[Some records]
------------------------------------
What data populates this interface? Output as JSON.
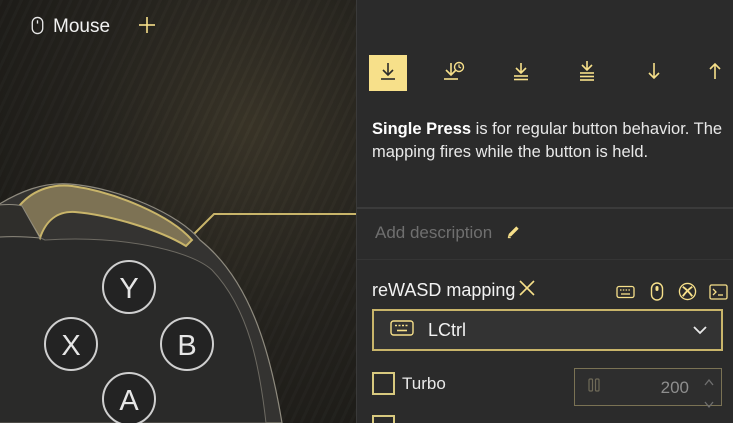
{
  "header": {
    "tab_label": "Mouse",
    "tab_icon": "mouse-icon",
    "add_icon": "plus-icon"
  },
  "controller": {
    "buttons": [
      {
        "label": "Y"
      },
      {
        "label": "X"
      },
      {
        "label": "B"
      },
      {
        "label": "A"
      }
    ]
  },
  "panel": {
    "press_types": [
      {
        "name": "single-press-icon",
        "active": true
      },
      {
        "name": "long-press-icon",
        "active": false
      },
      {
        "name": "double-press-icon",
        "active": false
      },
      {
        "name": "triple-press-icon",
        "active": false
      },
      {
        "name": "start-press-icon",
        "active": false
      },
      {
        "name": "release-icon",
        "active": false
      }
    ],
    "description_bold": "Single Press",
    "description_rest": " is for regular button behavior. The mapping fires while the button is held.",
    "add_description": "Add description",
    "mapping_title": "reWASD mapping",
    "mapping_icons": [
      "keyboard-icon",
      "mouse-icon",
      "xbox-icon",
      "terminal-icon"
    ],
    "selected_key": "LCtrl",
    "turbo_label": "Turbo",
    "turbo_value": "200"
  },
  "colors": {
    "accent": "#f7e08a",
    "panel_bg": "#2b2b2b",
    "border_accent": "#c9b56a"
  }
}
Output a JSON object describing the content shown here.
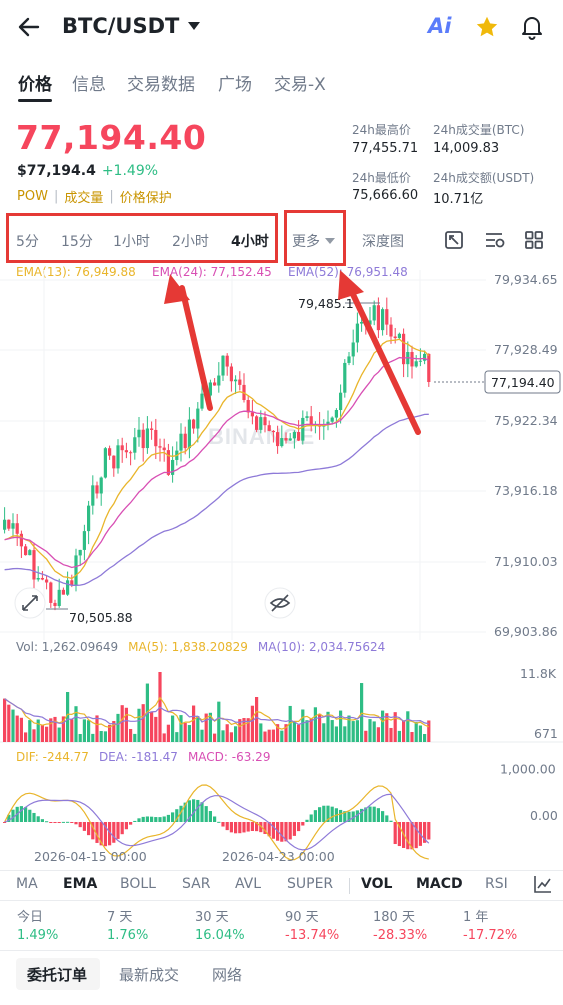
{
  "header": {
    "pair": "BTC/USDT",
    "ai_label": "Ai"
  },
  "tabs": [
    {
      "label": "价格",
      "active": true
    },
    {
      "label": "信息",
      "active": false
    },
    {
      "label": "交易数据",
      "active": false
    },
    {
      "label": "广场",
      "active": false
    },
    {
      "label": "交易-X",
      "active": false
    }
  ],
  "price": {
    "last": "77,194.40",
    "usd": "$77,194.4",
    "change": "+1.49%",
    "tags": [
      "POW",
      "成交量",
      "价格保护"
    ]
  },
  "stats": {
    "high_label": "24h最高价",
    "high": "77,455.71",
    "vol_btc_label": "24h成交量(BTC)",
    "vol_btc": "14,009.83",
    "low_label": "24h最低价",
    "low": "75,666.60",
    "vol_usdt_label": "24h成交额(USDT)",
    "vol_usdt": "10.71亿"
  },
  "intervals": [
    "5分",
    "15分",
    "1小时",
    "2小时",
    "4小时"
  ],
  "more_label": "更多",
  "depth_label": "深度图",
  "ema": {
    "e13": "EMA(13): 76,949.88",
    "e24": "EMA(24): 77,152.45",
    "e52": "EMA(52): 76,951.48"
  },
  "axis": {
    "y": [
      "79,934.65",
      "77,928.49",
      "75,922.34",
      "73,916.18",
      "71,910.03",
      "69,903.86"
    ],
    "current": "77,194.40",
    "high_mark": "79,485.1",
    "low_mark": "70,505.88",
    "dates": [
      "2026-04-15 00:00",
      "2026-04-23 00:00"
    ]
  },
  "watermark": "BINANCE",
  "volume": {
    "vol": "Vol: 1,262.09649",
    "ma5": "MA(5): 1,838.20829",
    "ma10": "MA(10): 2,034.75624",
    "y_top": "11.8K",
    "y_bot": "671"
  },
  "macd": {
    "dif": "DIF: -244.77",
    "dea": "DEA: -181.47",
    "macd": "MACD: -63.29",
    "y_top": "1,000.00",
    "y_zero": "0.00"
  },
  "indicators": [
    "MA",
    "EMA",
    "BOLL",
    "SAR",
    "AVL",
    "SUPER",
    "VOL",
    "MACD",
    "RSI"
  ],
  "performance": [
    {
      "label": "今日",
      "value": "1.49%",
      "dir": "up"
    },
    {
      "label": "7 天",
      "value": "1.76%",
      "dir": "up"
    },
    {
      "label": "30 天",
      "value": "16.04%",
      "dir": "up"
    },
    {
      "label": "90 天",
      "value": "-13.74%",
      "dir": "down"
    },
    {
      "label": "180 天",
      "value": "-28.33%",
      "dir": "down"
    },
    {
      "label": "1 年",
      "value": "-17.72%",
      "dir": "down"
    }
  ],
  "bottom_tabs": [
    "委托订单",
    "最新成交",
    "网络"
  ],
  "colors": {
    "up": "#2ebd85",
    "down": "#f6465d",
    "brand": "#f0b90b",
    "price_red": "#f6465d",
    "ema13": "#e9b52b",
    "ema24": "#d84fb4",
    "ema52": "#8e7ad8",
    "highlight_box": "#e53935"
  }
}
------------------------------------
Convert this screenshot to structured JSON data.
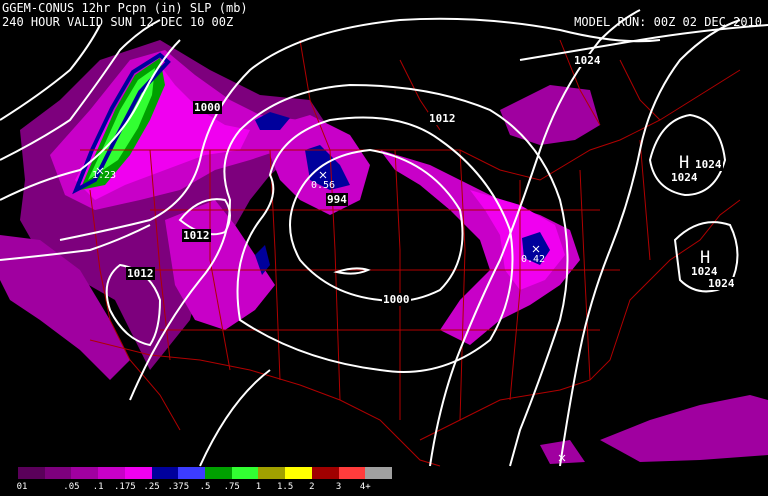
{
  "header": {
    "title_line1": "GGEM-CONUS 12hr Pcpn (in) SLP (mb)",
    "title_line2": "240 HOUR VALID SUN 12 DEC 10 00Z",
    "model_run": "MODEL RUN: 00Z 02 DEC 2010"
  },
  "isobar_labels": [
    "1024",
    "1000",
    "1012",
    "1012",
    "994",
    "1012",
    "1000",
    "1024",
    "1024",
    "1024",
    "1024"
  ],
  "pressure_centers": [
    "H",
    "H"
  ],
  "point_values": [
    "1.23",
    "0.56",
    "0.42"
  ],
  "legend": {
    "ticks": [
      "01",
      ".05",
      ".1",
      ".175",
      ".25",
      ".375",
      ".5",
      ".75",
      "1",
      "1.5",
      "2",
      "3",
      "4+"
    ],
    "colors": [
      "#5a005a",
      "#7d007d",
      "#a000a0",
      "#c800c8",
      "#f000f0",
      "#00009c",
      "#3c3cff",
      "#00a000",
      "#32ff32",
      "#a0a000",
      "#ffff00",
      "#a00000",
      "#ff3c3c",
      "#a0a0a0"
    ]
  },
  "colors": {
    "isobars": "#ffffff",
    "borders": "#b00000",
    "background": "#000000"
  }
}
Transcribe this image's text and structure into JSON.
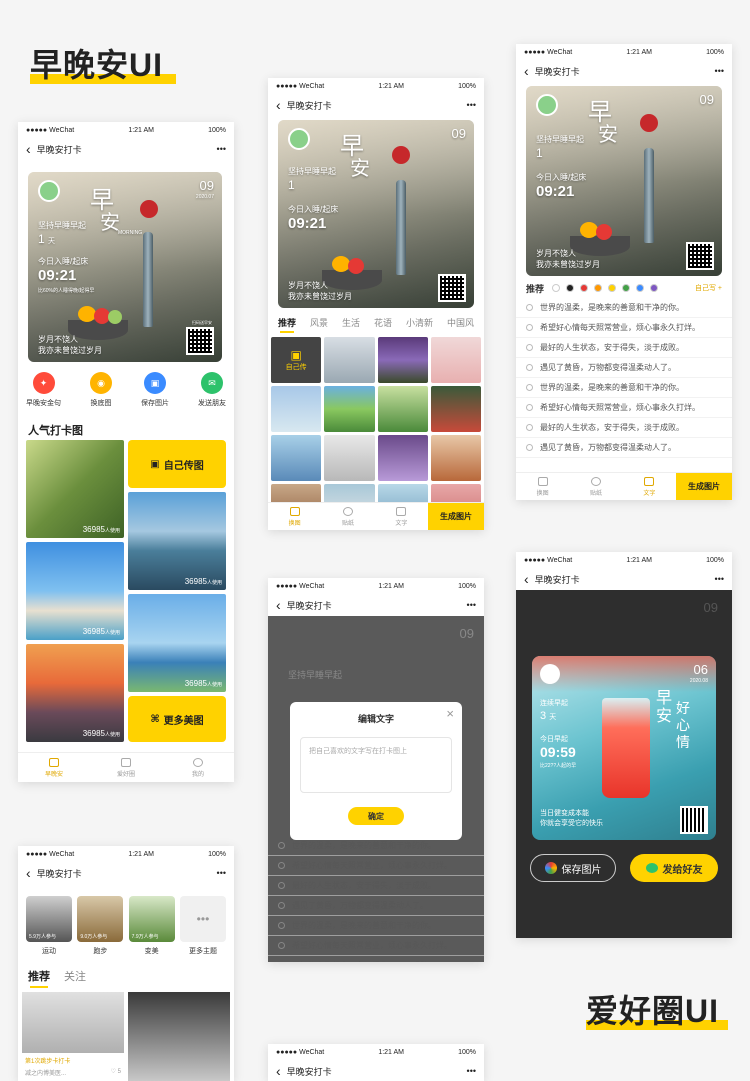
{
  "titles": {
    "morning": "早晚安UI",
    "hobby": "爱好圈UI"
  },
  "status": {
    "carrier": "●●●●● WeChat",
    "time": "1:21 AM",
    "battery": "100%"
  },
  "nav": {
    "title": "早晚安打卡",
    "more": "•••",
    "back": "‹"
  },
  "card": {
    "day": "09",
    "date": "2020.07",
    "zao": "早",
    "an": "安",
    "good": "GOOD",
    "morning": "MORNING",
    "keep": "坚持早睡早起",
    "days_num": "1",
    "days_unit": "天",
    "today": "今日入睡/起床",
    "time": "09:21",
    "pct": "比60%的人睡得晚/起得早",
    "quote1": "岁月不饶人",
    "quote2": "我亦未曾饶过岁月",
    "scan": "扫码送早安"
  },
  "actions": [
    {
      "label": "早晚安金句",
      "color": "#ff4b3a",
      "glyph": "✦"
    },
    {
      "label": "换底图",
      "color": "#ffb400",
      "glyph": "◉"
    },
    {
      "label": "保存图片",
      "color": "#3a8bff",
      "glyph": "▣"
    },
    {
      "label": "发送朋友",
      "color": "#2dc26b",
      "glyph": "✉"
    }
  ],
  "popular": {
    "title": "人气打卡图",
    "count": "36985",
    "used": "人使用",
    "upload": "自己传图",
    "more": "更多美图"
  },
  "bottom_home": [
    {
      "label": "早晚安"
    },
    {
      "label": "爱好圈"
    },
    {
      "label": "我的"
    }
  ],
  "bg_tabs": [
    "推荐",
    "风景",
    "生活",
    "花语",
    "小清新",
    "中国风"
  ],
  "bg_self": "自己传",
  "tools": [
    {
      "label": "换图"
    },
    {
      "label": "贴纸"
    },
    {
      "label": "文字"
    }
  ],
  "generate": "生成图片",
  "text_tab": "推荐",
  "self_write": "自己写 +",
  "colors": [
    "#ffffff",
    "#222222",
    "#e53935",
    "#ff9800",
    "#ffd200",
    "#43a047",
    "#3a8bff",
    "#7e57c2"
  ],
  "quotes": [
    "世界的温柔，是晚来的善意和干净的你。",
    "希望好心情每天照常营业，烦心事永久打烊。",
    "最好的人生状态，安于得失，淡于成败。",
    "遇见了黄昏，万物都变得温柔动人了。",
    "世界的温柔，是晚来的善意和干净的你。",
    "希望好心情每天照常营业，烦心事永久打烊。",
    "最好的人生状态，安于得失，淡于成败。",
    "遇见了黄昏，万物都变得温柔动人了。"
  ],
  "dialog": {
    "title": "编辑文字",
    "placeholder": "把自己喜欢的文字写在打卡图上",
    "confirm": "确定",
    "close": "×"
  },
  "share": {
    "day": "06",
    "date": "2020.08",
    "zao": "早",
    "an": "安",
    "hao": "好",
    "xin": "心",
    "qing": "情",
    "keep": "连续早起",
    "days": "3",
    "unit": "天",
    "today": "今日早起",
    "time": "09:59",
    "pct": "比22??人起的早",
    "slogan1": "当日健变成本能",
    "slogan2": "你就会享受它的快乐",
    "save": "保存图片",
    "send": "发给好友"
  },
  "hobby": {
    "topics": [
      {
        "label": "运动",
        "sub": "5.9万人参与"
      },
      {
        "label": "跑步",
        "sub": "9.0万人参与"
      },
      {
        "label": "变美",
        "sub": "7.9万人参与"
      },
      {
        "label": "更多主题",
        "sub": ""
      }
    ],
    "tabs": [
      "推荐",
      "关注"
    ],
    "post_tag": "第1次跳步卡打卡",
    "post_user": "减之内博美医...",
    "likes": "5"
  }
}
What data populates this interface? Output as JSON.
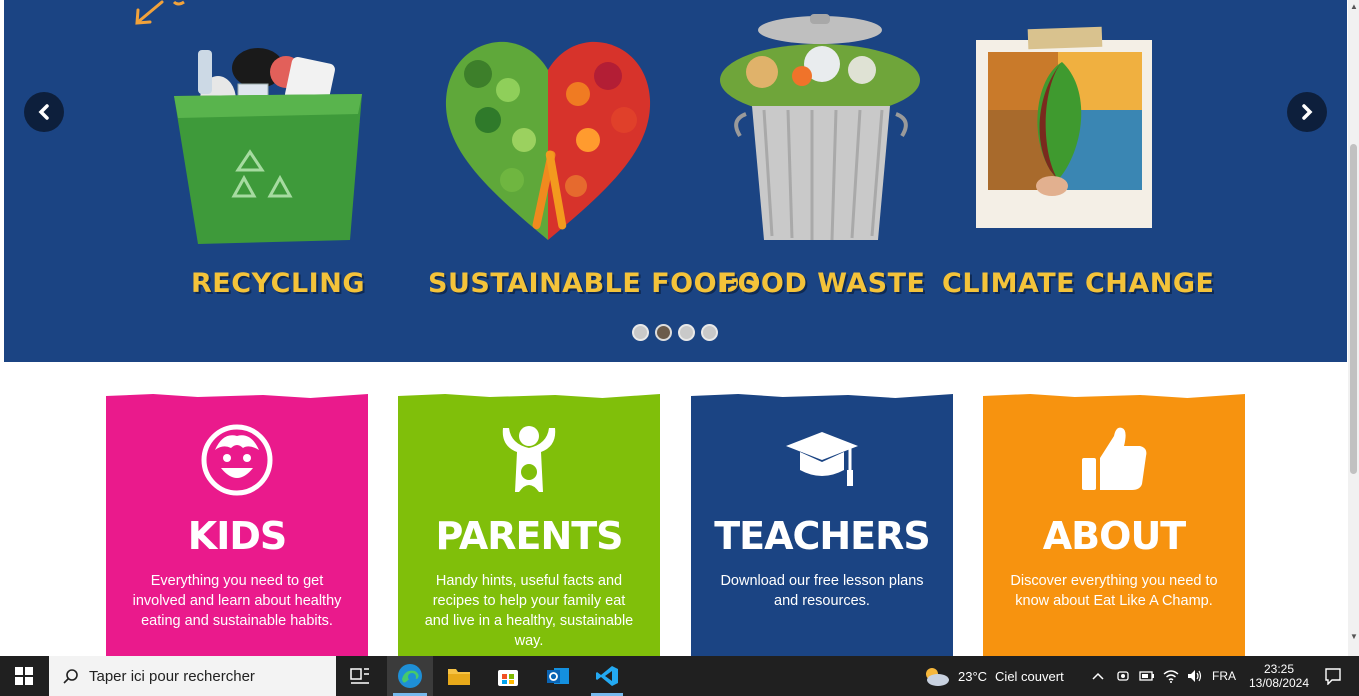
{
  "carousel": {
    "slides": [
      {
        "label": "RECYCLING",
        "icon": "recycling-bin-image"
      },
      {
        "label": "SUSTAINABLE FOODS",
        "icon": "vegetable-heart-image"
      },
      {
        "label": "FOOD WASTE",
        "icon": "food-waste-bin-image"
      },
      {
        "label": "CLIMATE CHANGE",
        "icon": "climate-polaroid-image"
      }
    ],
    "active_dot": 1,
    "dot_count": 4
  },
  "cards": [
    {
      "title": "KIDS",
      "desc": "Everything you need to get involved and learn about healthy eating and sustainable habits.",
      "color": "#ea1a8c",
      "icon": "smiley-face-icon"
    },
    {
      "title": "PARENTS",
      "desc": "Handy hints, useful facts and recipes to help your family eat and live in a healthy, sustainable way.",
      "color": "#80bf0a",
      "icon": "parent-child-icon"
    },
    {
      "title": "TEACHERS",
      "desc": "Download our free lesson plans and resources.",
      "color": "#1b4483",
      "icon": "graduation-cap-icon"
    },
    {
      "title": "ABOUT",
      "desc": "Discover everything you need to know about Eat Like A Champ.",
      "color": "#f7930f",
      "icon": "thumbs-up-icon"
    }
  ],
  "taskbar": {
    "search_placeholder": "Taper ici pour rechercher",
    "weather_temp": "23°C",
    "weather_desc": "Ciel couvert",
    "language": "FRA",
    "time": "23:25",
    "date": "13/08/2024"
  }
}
------------------------------------
### Task details
Among the lines of the records above, count those holding the string "name", and report only the number.

### Task answer
6